***** Dataset content *****

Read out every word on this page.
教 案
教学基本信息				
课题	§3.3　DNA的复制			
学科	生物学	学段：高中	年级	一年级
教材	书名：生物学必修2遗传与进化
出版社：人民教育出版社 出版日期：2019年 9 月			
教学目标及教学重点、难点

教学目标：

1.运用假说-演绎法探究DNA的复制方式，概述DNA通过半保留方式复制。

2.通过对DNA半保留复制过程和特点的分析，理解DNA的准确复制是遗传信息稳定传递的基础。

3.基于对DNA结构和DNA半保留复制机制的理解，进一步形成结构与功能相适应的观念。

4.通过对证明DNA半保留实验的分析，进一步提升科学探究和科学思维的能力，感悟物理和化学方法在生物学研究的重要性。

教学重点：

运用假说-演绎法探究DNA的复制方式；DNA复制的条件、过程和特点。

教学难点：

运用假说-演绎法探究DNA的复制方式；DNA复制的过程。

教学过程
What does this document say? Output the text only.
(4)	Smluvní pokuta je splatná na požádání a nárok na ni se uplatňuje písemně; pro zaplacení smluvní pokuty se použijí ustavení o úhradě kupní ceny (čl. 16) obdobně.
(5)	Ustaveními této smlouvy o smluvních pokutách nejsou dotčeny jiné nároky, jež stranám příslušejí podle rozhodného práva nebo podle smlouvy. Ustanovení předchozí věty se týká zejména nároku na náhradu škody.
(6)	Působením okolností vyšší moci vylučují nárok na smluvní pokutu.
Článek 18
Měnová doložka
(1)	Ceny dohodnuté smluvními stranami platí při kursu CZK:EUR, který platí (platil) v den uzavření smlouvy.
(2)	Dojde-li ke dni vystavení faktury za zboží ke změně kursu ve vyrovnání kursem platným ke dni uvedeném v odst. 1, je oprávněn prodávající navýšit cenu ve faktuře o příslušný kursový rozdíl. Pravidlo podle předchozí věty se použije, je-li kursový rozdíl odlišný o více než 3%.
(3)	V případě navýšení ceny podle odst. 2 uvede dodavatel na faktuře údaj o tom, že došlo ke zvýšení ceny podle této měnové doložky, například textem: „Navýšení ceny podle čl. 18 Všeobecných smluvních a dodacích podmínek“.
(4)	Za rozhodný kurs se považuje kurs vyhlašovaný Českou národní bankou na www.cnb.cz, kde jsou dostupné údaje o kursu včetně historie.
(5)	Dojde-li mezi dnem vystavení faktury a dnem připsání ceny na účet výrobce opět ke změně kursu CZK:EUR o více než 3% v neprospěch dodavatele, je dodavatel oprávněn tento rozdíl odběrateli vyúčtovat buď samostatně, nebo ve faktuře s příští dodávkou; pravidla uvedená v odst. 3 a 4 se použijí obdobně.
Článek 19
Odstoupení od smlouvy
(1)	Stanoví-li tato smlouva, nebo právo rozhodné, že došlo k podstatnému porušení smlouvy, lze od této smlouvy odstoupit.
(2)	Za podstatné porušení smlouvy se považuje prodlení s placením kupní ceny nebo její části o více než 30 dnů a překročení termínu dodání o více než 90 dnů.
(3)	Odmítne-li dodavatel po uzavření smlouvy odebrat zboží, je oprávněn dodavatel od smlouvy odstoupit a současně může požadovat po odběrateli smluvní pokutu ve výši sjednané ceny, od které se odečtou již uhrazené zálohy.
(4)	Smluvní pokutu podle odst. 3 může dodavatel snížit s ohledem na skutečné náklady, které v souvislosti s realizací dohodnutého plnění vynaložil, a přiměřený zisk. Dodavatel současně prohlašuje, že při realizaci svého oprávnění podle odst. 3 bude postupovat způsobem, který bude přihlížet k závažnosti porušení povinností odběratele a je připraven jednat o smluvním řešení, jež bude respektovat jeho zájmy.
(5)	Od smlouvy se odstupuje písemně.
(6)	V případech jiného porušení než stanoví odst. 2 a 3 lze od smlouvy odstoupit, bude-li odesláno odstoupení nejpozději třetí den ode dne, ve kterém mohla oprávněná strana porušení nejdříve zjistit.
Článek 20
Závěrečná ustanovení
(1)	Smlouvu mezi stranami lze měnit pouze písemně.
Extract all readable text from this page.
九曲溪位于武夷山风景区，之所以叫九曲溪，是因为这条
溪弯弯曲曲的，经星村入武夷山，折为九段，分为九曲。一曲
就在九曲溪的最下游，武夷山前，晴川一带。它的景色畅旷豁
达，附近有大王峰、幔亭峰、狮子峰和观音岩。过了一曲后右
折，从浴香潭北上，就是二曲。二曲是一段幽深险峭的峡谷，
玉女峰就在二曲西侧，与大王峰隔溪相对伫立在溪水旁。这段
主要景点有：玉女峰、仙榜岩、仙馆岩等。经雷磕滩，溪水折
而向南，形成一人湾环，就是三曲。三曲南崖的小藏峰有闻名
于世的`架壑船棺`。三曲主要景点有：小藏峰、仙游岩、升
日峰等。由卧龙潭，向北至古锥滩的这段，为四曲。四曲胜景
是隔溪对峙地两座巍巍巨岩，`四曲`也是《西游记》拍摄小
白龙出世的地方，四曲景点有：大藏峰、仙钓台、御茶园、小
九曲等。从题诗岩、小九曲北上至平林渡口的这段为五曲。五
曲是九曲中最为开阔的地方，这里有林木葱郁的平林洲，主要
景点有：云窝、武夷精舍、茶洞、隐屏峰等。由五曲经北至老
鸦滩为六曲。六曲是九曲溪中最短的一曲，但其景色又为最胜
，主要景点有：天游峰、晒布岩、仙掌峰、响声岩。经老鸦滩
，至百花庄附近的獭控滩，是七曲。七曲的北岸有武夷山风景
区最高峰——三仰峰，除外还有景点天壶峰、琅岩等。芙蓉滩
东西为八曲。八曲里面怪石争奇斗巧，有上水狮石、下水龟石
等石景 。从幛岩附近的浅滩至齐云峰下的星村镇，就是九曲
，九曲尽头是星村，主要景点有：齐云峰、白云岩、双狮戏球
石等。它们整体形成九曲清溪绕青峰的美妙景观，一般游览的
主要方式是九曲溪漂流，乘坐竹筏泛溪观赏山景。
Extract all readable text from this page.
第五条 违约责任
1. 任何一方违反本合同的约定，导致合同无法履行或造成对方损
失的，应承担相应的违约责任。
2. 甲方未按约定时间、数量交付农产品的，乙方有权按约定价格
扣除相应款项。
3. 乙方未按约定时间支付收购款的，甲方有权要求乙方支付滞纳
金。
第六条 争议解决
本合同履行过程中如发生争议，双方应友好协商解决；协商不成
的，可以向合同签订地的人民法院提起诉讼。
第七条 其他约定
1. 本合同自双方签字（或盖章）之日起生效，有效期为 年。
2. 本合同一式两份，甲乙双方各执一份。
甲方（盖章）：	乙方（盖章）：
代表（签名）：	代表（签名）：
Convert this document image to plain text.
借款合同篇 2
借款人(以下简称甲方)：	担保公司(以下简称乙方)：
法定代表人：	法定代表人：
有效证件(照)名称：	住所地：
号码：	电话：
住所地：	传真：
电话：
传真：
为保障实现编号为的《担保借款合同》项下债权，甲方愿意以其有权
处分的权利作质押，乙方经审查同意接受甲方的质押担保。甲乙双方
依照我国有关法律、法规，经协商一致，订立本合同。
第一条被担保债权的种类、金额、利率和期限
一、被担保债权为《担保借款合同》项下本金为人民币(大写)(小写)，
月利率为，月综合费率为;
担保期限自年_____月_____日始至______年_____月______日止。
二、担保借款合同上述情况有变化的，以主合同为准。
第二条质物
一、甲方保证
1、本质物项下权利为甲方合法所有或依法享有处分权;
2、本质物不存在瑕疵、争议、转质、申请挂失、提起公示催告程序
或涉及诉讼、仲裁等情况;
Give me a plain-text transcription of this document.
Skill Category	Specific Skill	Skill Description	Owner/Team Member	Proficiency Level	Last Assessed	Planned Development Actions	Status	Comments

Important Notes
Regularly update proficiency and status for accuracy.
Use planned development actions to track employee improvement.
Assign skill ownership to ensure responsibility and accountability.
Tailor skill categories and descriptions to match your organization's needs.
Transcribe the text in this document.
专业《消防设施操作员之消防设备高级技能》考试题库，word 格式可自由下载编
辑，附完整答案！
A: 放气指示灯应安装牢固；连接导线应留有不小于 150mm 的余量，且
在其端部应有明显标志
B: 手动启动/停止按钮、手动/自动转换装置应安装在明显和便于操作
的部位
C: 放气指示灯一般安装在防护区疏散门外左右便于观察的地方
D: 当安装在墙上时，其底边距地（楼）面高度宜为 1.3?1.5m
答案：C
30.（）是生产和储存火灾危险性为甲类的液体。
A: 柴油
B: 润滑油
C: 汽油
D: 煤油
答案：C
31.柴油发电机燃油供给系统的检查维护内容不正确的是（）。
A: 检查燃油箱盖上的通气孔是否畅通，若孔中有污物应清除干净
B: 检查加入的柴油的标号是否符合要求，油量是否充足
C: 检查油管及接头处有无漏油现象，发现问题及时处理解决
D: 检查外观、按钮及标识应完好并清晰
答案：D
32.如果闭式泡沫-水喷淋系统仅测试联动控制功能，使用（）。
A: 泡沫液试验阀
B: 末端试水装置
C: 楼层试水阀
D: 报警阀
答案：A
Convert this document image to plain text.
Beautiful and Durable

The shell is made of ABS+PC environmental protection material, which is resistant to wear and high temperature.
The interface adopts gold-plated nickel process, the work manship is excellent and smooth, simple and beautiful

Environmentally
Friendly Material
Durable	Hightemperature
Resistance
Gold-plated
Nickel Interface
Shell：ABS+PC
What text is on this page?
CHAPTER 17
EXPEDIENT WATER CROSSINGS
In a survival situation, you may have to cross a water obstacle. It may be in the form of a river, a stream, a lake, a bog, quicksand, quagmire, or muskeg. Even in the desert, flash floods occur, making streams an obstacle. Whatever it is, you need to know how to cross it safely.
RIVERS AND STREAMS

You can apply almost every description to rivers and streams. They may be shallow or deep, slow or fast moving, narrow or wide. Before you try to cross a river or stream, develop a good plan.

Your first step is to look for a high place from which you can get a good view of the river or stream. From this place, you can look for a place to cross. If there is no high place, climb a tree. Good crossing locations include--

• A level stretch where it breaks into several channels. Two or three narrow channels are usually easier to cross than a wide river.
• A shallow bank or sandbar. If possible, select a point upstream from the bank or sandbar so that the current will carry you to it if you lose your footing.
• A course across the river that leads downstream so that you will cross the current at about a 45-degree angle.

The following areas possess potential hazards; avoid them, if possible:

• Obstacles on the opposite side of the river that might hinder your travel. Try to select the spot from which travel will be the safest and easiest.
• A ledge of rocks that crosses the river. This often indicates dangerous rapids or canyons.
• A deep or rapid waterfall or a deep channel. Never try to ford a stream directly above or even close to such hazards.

*****

### Exercise task
Spot every line that holds "písemně" and copy it.

### Response
(4)	Smluvní pokuta je splatná na požádání a nárok na ni se uplatňuje písemně; pro zaplacení smluvní pokuty se použijí ustavení o úhradě kupní ceny (čl. 16) obdobně.
(5)	Od smlouvy se odstupuje písemně.
(1)	Smlouvu mezi stranami lze měnit pouze písemně.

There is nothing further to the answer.